— begin —
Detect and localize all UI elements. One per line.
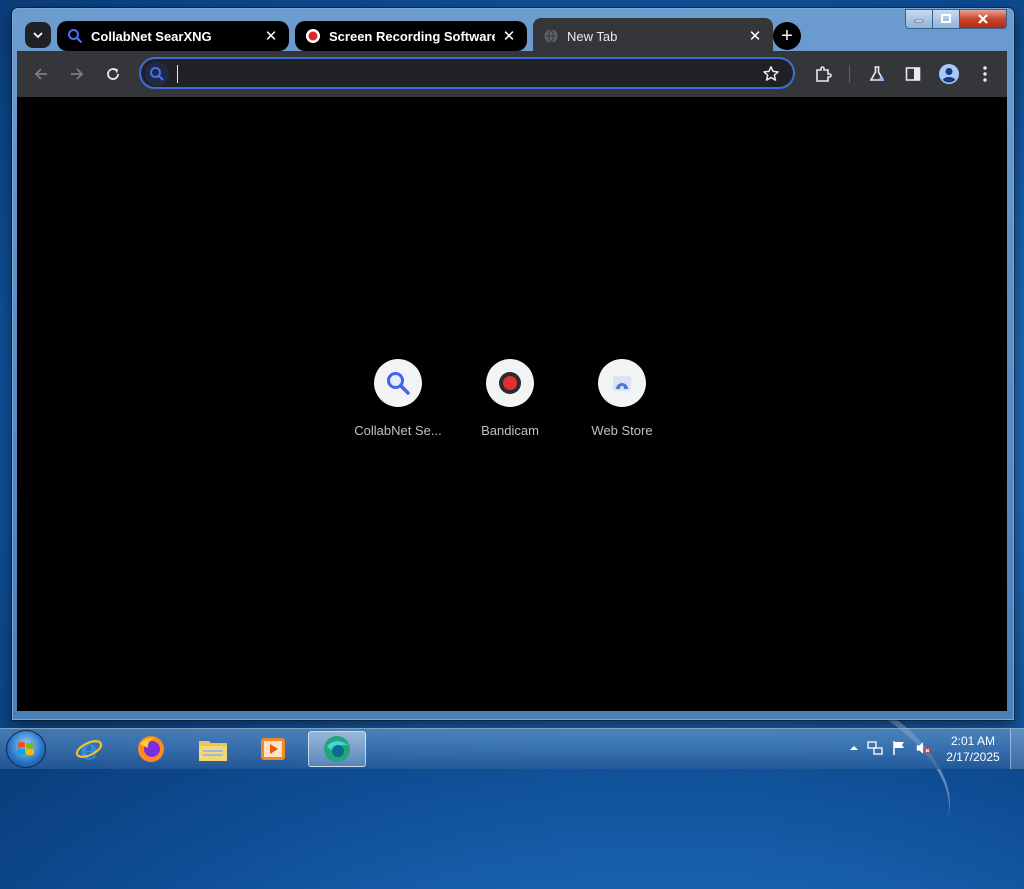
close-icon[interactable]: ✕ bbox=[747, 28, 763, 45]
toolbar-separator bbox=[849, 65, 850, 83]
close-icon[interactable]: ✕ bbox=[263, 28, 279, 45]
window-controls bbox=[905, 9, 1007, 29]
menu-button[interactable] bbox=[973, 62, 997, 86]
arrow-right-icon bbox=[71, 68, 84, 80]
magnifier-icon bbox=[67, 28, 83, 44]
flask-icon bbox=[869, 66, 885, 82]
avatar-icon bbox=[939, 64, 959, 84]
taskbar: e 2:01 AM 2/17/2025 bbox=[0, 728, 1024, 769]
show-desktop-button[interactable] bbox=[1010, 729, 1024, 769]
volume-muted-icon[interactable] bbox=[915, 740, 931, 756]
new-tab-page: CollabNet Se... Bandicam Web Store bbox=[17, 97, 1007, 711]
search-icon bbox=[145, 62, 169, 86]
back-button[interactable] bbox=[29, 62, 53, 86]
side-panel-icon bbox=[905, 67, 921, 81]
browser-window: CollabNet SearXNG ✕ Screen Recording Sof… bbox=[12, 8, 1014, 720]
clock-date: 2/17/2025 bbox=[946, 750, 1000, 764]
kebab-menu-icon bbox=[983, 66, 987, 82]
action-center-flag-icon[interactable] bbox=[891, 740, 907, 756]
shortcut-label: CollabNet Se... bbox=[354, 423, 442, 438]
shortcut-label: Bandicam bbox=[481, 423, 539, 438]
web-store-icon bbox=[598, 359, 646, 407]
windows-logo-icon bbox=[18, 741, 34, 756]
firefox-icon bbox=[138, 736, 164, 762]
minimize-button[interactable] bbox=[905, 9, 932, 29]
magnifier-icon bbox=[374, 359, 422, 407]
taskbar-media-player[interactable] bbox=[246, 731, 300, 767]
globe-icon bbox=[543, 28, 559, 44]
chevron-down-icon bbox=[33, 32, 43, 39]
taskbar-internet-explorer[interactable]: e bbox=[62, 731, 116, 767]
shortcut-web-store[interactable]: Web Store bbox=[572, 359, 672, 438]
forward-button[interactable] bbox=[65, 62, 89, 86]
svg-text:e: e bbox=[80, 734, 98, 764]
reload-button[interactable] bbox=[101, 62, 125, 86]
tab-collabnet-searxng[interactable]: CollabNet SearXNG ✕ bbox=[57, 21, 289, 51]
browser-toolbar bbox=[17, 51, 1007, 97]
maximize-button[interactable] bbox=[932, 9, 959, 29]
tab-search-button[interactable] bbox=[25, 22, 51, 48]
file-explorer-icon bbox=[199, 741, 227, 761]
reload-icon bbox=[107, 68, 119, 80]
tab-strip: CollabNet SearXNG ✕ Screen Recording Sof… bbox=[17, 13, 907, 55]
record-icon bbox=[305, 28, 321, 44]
— end —
# DO THIS:
Copy every row above word for word, leaving out the picture.

# FULL ANSWER:
Detect and localize all UI elements. One per line.
close-icon[interactable]: ✕ bbox=[747, 28, 763, 45]
toolbar-separator bbox=[849, 65, 850, 83]
close-icon[interactable]: ✕ bbox=[263, 28, 279, 45]
window-controls bbox=[905, 9, 1007, 29]
menu-button[interactable] bbox=[973, 62, 997, 86]
arrow-right-icon bbox=[71, 68, 84, 80]
magnifier-icon bbox=[67, 28, 83, 44]
flask-icon bbox=[869, 66, 885, 82]
avatar-icon bbox=[939, 64, 959, 84]
taskbar: e 2:01 AM 2/17/2025 bbox=[0, 728, 1024, 769]
show-desktop-button[interactable] bbox=[1010, 729, 1024, 769]
volume-muted-icon[interactable] bbox=[915, 740, 931, 756]
new-tab-page: CollabNet Se... Bandicam Web Store bbox=[17, 97, 1007, 711]
search-icon bbox=[145, 62, 169, 86]
back-button[interactable] bbox=[29, 62, 53, 86]
side-panel-icon bbox=[905, 67, 921, 81]
browser-window: CollabNet SearXNG ✕ Screen Recording Sof… bbox=[12, 8, 1014, 720]
clock-date: 2/17/2025 bbox=[946, 750, 1000, 764]
kebab-menu-icon bbox=[983, 66, 987, 82]
action-center-flag-icon[interactable] bbox=[891, 740, 907, 756]
shortcut-label: CollabNet Se... bbox=[354, 423, 442, 438]
shortcut-label: Bandicam bbox=[481, 423, 539, 438]
web-store-icon bbox=[598, 359, 646, 407]
windows-logo-icon bbox=[18, 741, 34, 756]
firefox-icon bbox=[138, 736, 164, 762]
minimize-button[interactable] bbox=[905, 9, 932, 29]
magnifier-icon bbox=[374, 359, 422, 407]
taskbar-media-player[interactable] bbox=[246, 731, 300, 767]
globe-icon bbox=[543, 28, 559, 44]
chevron-down-icon bbox=[33, 32, 43, 39]
taskbar-internet-explorer[interactable]: e bbox=[62, 731, 116, 767]
shortcut-web-store[interactable]: Web Store bbox=[572, 359, 672, 438]
forward-button[interactable] bbox=[65, 62, 89, 86]
svg-text:e: e bbox=[80, 734, 98, 764]
reload-button[interactable] bbox=[101, 62, 125, 86]
tab-collabnet-searxng[interactable]: CollabNet SearXNG ✕ bbox=[57, 21, 289, 51]
browser-toolbar bbox=[17, 51, 1007, 97]
maximize-button[interactable] bbox=[932, 9, 959, 29]
tab-search-button[interactable] bbox=[25, 22, 51, 48]
file-explorer-icon bbox=[199, 741, 227, 761]
reload-icon bbox=[107, 68, 119, 80]
tab-strip: CollabNet SearXNG ✕ Screen Recording Sof… bbox=[17, 13, 907, 55]
record-icon bbox=[305, 28, 321, 44]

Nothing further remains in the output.